::: 本文抜粋 :::
図2に示すように、画像形成装置10は、さらに、コントローラー61、および通信装置62を備える。
【0026】
コントローラー61は、画像処理、プリントエンジン10aおよびシート搬送部10bの制御などを行う。通信装置62は、例えばネットワークインターフェイスであって、ホスト装置からプリント要求(例えば、ページ記述言語で記述されたプリントデータを含む要求)を受信する。
【0027】
コントローラー61は、画像生成部71、記憶装置72、画像処理部73、およびプリント制御部74を備える。
【0028】
具体的には、コントローラー61は、所定のプログラムを実行するコンピューター、特定のデータ処理を実行するASIC(Application Specific Integrated Circuit)などといった演算処理部を備え、その演算処理部が、画像生成部71、画像処理部73、およびプリント制御部74として動作する。記憶装置72は、フラッシュメモリーなどといった不揮発性の記憶装置であり、演算処理部により使用されるデータやプログラムを記憶している。
:::
演習課題:
(a) 本文抜粋のうち、「図2に示すように、画像形成装」から「ータを含む要求)を受信する。」までを、両端の語句も含めて一字一句そのまま書き写してください。
(b) 本文抜粋をもとに、次の問いに答えてください。
(i) 通信装置62は、ホスト装置から何を受信しますか。
(ii) 記憶装置72は、どのような記憶装置ですか。
(iii) コントローラー61の演算処理部は、どの部として動作しますか。
本文抜粋に書かれている内容だけを使ってください。
::: 確認用データ :::
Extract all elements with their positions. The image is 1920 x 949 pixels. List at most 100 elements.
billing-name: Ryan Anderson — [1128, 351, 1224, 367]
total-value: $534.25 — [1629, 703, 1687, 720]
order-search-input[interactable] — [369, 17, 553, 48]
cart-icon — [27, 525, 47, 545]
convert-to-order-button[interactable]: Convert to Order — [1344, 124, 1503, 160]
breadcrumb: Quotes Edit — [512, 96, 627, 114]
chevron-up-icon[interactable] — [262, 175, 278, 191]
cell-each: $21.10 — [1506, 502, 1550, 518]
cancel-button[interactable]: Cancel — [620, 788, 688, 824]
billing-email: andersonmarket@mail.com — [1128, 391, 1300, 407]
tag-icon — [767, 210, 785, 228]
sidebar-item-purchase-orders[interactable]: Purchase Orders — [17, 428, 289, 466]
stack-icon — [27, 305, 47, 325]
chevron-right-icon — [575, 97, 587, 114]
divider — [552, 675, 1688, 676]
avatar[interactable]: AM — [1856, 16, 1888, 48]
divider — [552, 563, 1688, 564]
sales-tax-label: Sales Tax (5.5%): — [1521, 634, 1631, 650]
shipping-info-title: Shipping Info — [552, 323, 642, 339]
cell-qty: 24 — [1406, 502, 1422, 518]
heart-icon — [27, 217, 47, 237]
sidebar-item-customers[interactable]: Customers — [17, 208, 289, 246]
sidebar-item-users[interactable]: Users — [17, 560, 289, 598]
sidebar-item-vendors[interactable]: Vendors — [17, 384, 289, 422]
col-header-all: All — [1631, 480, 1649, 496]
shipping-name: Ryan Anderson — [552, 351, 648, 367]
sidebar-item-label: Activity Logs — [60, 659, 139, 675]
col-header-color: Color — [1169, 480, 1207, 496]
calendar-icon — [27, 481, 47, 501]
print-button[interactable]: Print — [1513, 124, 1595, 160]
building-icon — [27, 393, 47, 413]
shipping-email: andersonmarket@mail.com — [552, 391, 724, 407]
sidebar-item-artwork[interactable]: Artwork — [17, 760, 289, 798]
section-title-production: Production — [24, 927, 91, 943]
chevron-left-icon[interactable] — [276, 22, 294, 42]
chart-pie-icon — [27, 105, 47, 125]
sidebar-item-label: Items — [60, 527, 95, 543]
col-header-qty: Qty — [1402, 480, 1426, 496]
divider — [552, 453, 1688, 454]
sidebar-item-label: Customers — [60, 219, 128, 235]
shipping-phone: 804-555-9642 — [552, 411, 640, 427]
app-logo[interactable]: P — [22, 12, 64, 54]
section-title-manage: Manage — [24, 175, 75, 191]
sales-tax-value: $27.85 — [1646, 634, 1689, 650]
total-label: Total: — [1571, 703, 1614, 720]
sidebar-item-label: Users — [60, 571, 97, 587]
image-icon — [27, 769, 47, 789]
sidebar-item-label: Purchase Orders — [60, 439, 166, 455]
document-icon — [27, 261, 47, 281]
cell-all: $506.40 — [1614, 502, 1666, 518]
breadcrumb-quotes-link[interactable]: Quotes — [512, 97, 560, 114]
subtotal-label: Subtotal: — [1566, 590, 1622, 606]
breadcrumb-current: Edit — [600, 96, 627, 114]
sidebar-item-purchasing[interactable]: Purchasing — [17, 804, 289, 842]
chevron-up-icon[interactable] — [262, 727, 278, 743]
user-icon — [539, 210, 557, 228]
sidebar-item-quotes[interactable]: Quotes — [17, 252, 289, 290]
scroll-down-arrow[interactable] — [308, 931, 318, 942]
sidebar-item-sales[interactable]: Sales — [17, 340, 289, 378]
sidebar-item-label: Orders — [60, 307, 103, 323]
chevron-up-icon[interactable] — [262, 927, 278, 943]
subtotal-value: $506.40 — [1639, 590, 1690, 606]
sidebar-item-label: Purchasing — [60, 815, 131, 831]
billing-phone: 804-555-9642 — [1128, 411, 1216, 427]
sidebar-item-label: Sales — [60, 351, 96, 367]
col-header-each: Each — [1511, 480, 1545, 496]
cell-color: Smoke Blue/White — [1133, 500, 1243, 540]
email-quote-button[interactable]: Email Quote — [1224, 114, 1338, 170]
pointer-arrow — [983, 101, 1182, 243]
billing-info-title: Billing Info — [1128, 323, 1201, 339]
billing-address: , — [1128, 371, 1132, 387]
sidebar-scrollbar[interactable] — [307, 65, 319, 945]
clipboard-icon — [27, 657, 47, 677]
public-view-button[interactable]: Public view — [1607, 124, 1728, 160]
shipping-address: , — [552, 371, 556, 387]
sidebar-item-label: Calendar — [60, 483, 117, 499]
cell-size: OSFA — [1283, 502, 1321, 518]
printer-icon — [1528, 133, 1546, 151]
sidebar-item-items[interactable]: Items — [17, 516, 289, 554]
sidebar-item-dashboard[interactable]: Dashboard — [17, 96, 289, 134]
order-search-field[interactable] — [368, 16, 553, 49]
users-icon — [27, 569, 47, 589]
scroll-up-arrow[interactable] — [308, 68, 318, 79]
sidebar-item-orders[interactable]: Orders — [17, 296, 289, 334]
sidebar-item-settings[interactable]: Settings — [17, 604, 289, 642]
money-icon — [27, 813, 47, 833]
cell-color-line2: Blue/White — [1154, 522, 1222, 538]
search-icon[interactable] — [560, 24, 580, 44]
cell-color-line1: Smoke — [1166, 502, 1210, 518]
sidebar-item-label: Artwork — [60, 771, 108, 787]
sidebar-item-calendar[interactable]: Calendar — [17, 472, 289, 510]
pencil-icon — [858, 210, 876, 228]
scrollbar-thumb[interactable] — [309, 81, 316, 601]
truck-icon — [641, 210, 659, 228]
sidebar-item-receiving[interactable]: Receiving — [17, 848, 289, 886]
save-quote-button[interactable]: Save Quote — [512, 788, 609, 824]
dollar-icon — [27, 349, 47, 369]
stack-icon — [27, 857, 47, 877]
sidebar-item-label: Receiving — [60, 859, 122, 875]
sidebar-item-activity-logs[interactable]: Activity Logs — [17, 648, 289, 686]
:::
解答:
(a)
図2に示すように、画像形成装置10は、さらに、コントローラー61、および通信装置62を備える。
【0026】
コントローラー61は、画像処理、プリントエンジン10aおよびシート搬送部10bの制御などを行う。通信装置62は、例えばネットワークインターフェイスであって、ホスト装置からプリント要求(例えば、ページ記述言語で記述されたプリントデータを含む要求)を受信する。

(b)
(i) プリント要求(例えば、ページ記述言語で記述されたプリントデータを含む要求)
(ii) フラッシュメモリーなどといった不揮発性の記憶装置
(iii) 画像生成部71、画像処理部73、およびプリント制御部74